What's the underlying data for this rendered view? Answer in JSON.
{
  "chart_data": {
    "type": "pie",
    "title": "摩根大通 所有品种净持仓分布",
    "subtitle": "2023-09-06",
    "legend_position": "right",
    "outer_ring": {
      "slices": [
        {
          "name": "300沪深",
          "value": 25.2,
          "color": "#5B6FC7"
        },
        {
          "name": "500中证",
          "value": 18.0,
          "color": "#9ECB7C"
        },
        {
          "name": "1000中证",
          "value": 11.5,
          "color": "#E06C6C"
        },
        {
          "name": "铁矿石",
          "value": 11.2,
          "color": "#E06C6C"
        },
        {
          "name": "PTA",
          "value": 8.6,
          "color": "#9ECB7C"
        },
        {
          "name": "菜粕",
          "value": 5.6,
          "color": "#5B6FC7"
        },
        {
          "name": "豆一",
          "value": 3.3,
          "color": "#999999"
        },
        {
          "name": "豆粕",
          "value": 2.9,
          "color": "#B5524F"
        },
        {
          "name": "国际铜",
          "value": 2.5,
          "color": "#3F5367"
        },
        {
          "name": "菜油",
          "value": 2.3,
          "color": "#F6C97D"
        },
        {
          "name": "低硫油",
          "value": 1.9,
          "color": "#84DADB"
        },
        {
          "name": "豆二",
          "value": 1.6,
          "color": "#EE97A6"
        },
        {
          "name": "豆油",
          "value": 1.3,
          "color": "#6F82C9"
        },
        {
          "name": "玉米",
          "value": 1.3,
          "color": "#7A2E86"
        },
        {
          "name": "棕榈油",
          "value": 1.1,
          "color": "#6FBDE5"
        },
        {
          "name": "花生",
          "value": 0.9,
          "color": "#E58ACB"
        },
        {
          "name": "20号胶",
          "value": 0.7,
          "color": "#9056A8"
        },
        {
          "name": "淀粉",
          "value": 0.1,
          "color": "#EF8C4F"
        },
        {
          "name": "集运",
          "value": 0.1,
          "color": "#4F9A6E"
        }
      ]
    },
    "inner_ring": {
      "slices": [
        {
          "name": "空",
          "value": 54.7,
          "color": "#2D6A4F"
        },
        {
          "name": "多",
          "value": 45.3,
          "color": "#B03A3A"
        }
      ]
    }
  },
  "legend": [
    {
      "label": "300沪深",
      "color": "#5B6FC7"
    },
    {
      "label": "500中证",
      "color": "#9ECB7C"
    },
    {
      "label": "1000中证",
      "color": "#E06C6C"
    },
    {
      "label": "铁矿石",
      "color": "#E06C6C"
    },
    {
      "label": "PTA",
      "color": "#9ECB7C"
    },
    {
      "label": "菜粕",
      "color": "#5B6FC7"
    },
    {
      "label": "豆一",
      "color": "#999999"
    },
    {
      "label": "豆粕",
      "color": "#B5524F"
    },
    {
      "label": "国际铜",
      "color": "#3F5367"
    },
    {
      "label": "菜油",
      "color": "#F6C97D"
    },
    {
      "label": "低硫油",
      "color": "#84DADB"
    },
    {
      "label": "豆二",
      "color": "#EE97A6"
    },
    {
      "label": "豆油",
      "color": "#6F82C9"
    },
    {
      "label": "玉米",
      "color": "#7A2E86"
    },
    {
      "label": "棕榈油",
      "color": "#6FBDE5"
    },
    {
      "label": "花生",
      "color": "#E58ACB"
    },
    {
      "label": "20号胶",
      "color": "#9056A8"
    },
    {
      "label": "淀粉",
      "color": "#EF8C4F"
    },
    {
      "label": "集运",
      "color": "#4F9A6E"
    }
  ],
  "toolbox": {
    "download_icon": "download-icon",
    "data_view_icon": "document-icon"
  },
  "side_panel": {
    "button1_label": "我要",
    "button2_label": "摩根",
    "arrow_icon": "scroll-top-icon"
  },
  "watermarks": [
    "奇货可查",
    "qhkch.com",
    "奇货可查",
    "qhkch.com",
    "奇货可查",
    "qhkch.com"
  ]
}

**********

• TASK REQUIREMENTS:
Above are the records; retype them all without a single difference.

• SOLUTION BELOW:
What's the underlying data for this rendered view? Answer in JSON.
{
  "chart_data": {
    "type": "pie",
    "title": "摩根大通 所有品种净持仓分布",
    "subtitle": "2023-09-06",
    "legend_position": "right",
    "outer_ring": {
      "slices": [
        {
          "name": "300沪深",
          "value": 25.2,
          "color": "#5B6FC7"
        },
        {
          "name": "500中证",
          "value": 18.0,
          "color": "#9ECB7C"
        },
        {
          "name": "1000中证",
          "value": 11.5,
          "color": "#E06C6C"
        },
        {
          "name": "铁矿石",
          "value": 11.2,
          "color": "#E06C6C"
        },
        {
          "name": "PTA",
          "value": 8.6,
          "color": "#9ECB7C"
        },
        {
          "name": "菜粕",
          "value": 5.6,
          "color": "#5B6FC7"
        },
        {
          "name": "豆一",
          "value": 3.3,
          "color": "#999999"
        },
        {
          "name": "豆粕",
          "value": 2.9,
          "color": "#B5524F"
        },
        {
          "name": "国际铜",
          "value": 2.5,
          "color": "#3F5367"
        },
        {
          "name": "菜油",
          "value": 2.3,
          "color": "#F6C97D"
        },
        {
          "name": "低硫油",
          "value": 1.9,
          "color": "#84DADB"
        },
        {
          "name": "豆二",
          "value": 1.6,
          "color": "#EE97A6"
        },
        {
          "name": "豆油",
          "value": 1.3,
          "color": "#6F82C9"
        },
        {
          "name": "玉米",
          "value": 1.3,
          "color": "#7A2E86"
        },
        {
          "name": "棕榈油",
          "value": 1.1,
          "color": "#6FBDE5"
        },
        {
          "name": "花生",
          "value": 0.9,
          "color": "#E58ACB"
        },
        {
          "name": "20号胶",
          "value": 0.7,
          "color": "#9056A8"
        },
        {
          "name": "淀粉",
          "value": 0.1,
          "color": "#EF8C4F"
        },
        {
          "name": "集运",
          "value": 0.1,
          "color": "#4F9A6E"
        }
      ]
    },
    "inner_ring": {
      "slices": [
        {
          "name": "空",
          "value": 54.7,
          "color": "#2D6A4F"
        },
        {
          "name": "多",
          "value": 45.3,
          "color": "#B03A3A"
        }
      ]
    }
  },
  "legend": [
    {
      "label": "300沪深",
      "color": "#5B6FC7"
    },
    {
      "label": "500中证",
      "color": "#9ECB7C"
    },
    {
      "label": "1000中证",
      "color": "#E06C6C"
    },
    {
      "label": "铁矿石",
      "color": "#E06C6C"
    },
    {
      "label": "PTA",
      "color": "#9ECB7C"
    },
    {
      "label": "菜粕",
      "color": "#5B6FC7"
    },
    {
      "label": "豆一",
      "color": "#999999"
    },
    {
      "label": "豆粕",
      "color": "#B5524F"
    },
    {
      "label": "国际铜",
      "color": "#3F5367"
    },
    {
      "label": "菜油",
      "color": "#F6C97D"
    },
    {
      "label": "低硫油",
      "color": "#84DADB"
    },
    {
      "label": "豆二",
      "color": "#EE97A6"
    },
    {
      "label": "豆油",
      "color": "#6F82C9"
    },
    {
      "label": "玉米",
      "color": "#7A2E86"
    },
    {
      "label": "棕榈油",
      "color": "#6FBDE5"
    },
    {
      "label": "花生",
      "color": "#E58ACB"
    },
    {
      "label": "20号胶",
      "color": "#9056A8"
    },
    {
      "label": "淀粉",
      "color": "#EF8C4F"
    },
    {
      "label": "集运",
      "color": "#4F9A6E"
    }
  ],
  "toolbox": {
    "download_icon": "download-icon",
    "data_view_icon": "document-icon"
  },
  "side_panel": {
    "button1_label": "我要",
    "button2_label": "摩根",
    "arrow_icon": "scroll-top-icon"
  },
  "watermarks": [
    "奇货可查",
    "qhkch.com",
    "奇货可查",
    "qhkch.com",
    "奇货可查",
    "qhkch.com"
  ]
}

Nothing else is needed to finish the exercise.